■ **WHAT YOU HAVE TO DO**
Each entry below should be written out exactly as it is, with no pictures.

(Recorded data)
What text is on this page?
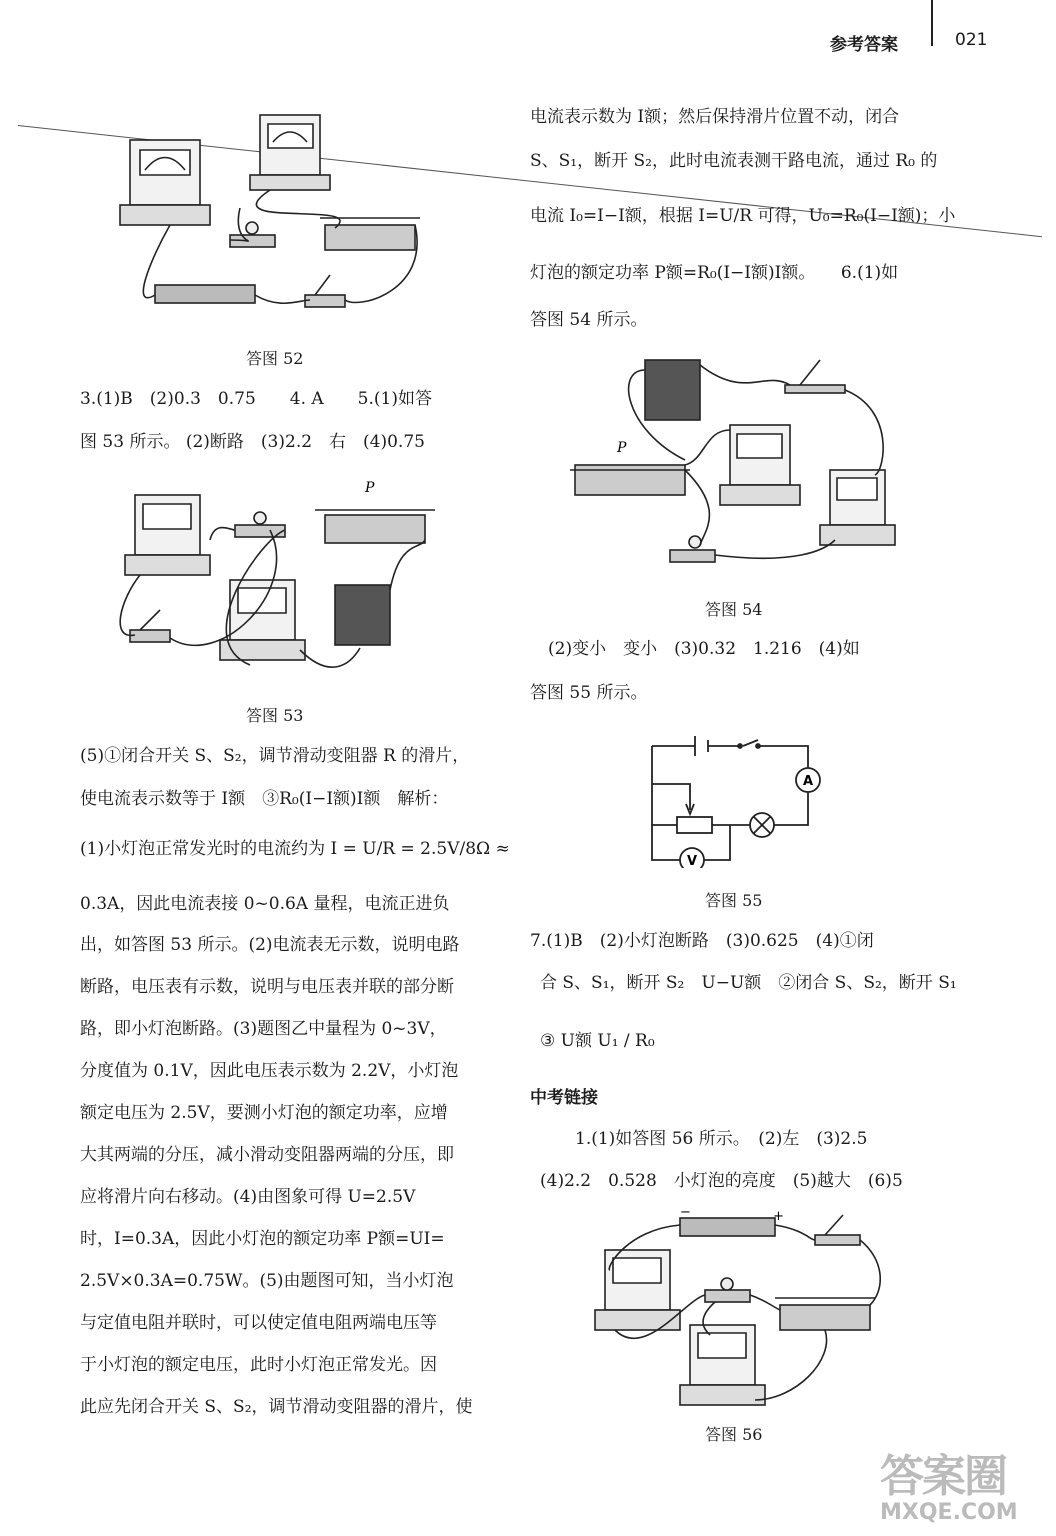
参考答案	021
答图 52
3.(1)B　(2)0.3　0.75　　4. A　　5.(1)如答
图 53 所示。 (2)断路　(3)2.2　右　(4)0.75
P
答图 53
(5)①闭合开关 S、S₂，调节滑动变阻器 R 的滑片，
使电流表示数等于 I额　③R₀(I−I额)I额　解析：
(1)小灯泡正常发光时的电流约为 I = U/R = 2.5V/8Ω ≈
0.3A，因此电流表接 0~0.6A 量程，电流正进负
出，如答图 53 所示。(2)电流表无示数，说明电路
断路，电压表有示数，说明与电压表并联的部分断
路，即小灯泡断路。(3)题图乙中量程为 0~3V，
分度值为 0.1V，因此电压表示数为 2.2V，小灯泡
额定电压为 2.5V，要测小灯泡的额定功率，应增
大其两端的分压，减小滑动变阻器两端的分压，即
应将滑片向右移动。(4)由图象可得 U=2.5V
时，I=0.3A，因此小灯泡的额定功率 P额=UI=
2.5V×0.3A=0.75W。(5)由题图可知，当小灯泡
与定值电阻并联时，可以使定值电阻两端电压等
于小灯泡的额定电压，此时小灯泡正常发光。因
此应先闭合开关 S、S₂，调节滑动变阻器的滑片，使
电流表示数为 I额；然后保持滑片位置不动，闭合
S、S₁，断开 S₂，此时电流表测干路电流，通过 R₀ 的
电流 I₀=I−I额，根据 I=U/R 可得，U₀=R₀(I−I额)；小
灯泡的额定功率 P额=R₀(I−I额)I额。　　6.(1)如
答图 54 所示。
P
答图 54
(2)变小　变小　(3)0.32　1.216　(4)如
答图 55 所示。
A
V
答图 55
7.(1)B　(2)小灯泡断路　(3)0.625　(4)①闭
合 S、S₁，断开 S₂　U−U额　②闭合 S、S₂，断开 S₁
③ U额 U₁ / R₀
中考链接
1.(1)如答图 56 所示。　(2)左　(3)2.5
(4)2.2　0.528　小灯泡的亮度　(5)越大　(6)5
−	+
答图 56
答案圈
MXQE.COM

■ **EXERCISE ANSWER**
What text is on this page?
参考答案	021
答图 52
3.(1)B　(2)0.3　0.75　　4. A　　5.(1)如答
图 53 所示。 (2)断路　(3)2.2　右　(4)0.75
P
答图 53
(5)①闭合开关 S、S₂，调节滑动变阻器 R 的滑片，
使电流表示数等于 I额　③R₀(I−I额)I额　解析：
(1)小灯泡正常发光时的电流约为 I = U/R = 2.5V/8Ω ≈
0.3A，因此电流表接 0~0.6A 量程，电流正进负
出，如答图 53 所示。(2)电流表无示数，说明电路
断路，电压表有示数，说明与电压表并联的部分断
路，即小灯泡断路。(3)题图乙中量程为 0~3V，
分度值为 0.1V，因此电压表示数为 2.2V，小灯泡
额定电压为 2.5V，要测小灯泡的额定功率，应增
大其两端的分压，减小滑动变阻器两端的分压，即
应将滑片向右移动。(4)由图象可得 U=2.5V
时，I=0.3A，因此小灯泡的额定功率 P额=UI=
2.5V×0.3A=0.75W。(5)由题图可知，当小灯泡
与定值电阻并联时，可以使定值电阻两端电压等
于小灯泡的额定电压，此时小灯泡正常发光。因
此应先闭合开关 S、S₂，调节滑动变阻器的滑片，使
电流表示数为 I额；然后保持滑片位置不动，闭合
S、S₁，断开 S₂，此时电流表测干路电流，通过 R₀ 的
电流 I₀=I−I额，根据 I=U/R 可得，U₀=R₀(I−I额)；小
灯泡的额定功率 P额=R₀(I−I额)I额。　　6.(1)如
答图 54 所示。
P
答图 54
(2)变小　变小　(3)0.32　1.216　(4)如
答图 55 所示。
A
V
答图 55
7.(1)B　(2)小灯泡断路　(3)0.625　(4)①闭
合 S、S₁，断开 S₂　U−U额　②闭合 S、S₂，断开 S₁
③ U额 U₁ / R₀
中考链接
1.(1)如答图 56 所示。　(2)左　(3)2.5
(4)2.2　0.528　小灯泡的亮度　(5)越大　(6)5
−	+
答图 56
答案圈
MXQE.COM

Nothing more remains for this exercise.